* **To do**
Search the records for "ylabel". Copy every line where it appears.

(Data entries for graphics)
----

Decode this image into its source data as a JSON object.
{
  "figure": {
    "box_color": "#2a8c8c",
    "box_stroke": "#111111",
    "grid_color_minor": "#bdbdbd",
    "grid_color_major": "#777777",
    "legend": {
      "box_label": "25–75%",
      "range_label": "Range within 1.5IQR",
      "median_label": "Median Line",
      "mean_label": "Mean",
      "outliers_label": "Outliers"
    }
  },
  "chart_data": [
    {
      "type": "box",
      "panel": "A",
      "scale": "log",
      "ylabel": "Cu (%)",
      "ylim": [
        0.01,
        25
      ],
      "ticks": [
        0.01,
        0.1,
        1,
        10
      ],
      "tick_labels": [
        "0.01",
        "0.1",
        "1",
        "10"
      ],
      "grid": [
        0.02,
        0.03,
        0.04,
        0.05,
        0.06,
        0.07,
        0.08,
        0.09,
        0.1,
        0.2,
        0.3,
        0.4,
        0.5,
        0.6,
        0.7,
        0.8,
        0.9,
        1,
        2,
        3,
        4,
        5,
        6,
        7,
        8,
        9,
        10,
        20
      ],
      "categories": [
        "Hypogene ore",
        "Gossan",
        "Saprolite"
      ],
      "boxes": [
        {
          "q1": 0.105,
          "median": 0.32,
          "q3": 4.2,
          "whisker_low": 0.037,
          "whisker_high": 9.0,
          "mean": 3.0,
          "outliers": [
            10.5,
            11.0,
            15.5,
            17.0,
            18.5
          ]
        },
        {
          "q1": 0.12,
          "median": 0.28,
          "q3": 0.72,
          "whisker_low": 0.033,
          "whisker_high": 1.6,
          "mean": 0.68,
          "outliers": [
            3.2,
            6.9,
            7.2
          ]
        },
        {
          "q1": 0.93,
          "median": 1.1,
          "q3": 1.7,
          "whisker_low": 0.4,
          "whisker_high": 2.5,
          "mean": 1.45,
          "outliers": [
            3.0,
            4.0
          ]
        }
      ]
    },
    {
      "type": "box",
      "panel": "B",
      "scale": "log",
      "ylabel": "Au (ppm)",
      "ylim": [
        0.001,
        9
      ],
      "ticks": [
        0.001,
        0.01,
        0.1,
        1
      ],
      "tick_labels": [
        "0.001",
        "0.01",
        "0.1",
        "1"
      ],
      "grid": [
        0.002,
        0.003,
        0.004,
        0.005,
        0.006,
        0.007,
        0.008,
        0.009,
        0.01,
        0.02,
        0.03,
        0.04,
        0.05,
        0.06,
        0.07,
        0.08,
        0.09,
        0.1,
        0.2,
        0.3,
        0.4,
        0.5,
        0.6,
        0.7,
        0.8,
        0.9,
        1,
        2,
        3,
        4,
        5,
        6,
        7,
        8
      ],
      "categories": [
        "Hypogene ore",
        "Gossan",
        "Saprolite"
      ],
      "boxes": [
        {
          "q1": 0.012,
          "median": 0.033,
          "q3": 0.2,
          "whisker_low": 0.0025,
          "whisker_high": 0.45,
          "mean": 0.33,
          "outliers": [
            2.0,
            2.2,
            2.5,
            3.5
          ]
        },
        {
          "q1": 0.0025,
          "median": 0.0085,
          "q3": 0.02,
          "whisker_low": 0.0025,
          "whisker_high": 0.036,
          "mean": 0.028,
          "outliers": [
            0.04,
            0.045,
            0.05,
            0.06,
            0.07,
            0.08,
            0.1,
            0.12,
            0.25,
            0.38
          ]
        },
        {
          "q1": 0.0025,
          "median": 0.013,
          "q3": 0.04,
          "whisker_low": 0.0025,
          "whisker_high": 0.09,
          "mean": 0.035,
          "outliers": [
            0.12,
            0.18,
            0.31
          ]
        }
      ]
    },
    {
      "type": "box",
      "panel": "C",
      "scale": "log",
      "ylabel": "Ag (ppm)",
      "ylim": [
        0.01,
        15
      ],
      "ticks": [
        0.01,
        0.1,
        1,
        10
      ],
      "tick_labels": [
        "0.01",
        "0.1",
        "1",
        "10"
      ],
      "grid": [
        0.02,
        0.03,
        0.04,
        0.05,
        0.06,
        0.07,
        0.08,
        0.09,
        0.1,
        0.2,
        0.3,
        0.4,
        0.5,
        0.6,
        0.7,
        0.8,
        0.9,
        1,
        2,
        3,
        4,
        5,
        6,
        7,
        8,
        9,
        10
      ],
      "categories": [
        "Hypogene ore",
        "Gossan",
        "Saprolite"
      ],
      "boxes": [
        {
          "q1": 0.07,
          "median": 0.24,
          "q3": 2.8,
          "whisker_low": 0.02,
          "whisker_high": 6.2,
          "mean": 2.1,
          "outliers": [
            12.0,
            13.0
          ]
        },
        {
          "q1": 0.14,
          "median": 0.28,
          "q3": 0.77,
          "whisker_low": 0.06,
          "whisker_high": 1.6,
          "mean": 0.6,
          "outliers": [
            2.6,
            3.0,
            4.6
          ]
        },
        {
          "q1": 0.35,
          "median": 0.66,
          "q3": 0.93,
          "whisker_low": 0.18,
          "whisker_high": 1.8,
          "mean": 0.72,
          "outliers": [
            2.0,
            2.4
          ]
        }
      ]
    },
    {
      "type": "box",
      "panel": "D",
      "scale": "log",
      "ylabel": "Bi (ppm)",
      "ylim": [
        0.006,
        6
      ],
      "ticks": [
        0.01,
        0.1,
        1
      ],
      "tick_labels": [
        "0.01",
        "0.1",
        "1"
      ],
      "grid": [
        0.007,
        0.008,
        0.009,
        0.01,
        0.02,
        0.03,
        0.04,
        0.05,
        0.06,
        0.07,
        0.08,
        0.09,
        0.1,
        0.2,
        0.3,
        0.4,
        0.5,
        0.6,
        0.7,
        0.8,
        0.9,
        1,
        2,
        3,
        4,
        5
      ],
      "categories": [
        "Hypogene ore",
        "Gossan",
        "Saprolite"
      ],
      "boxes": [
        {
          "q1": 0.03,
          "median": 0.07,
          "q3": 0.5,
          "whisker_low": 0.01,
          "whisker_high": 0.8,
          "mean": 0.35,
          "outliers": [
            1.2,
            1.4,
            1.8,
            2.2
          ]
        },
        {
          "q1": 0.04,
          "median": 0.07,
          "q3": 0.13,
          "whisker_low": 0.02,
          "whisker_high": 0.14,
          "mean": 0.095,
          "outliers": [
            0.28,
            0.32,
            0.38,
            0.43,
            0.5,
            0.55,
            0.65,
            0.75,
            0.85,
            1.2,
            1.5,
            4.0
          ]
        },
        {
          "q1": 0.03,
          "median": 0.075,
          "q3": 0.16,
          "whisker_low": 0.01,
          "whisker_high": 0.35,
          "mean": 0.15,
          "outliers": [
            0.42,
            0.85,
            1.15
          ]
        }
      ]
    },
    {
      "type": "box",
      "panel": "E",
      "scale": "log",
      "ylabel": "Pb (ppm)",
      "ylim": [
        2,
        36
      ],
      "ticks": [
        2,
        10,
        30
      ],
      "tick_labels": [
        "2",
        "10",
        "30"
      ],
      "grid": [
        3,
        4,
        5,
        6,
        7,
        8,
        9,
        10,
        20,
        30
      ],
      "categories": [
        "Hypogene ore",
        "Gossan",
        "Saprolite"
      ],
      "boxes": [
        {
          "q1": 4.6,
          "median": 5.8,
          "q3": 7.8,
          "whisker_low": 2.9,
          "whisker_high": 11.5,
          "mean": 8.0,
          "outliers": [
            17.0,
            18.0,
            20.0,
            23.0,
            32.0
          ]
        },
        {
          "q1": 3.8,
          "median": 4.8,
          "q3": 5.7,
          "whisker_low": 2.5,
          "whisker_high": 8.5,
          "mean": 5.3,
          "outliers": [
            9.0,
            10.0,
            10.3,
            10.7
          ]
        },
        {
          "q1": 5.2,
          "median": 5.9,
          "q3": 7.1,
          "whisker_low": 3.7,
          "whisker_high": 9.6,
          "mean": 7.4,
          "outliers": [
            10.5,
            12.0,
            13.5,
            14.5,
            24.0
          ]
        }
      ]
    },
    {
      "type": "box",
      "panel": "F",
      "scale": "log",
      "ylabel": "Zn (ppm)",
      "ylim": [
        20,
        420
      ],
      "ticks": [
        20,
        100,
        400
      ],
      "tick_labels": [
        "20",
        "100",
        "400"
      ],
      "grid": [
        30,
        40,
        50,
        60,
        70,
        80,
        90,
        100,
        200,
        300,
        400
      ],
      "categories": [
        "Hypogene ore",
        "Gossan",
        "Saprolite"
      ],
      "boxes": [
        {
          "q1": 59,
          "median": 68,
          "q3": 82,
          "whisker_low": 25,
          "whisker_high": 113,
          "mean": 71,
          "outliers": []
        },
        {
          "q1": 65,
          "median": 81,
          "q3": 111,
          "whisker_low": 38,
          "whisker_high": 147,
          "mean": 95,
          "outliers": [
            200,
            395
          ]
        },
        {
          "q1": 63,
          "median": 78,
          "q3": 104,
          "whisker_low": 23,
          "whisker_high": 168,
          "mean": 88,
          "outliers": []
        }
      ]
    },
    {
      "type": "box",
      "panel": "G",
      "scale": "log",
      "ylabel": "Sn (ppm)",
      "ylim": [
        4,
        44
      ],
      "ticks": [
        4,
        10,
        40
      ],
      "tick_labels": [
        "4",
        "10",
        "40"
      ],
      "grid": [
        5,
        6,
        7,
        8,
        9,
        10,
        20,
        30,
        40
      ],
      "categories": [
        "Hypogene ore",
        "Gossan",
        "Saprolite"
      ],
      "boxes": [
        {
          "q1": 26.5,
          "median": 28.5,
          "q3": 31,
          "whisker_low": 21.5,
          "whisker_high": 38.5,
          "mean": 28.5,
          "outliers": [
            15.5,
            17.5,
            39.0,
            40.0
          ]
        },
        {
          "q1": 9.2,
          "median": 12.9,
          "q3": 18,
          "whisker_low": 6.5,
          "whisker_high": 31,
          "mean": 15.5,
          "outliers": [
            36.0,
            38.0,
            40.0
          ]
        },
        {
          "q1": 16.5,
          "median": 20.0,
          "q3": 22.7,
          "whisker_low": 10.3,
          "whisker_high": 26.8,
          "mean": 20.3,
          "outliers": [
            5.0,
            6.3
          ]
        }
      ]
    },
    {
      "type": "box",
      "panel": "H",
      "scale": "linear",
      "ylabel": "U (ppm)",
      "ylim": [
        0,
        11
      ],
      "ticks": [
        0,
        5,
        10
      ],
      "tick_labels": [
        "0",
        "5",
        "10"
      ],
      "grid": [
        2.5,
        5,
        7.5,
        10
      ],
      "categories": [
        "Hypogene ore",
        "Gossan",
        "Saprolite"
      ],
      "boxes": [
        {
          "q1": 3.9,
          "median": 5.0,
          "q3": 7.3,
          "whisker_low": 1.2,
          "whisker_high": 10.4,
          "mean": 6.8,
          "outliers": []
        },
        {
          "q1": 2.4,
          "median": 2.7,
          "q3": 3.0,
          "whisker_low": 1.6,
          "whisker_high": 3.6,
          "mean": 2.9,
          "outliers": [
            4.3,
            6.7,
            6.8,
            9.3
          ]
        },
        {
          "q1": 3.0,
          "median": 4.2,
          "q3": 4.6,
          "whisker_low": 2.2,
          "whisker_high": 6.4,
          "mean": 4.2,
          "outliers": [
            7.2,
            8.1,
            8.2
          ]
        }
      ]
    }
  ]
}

----

* **Solution for this task**
      "ylabel": "Cu (%)",
      "ylabel": "Au (ppm)",
      "ylabel": "Ag (ppm)",
      "ylabel": "Bi (ppm)",
      "ylabel": "Pb (ppm)",
      "ylabel": "Zn (ppm)",
      "ylabel": "Sn (ppm)",
      "ylabel": "U (ppm)",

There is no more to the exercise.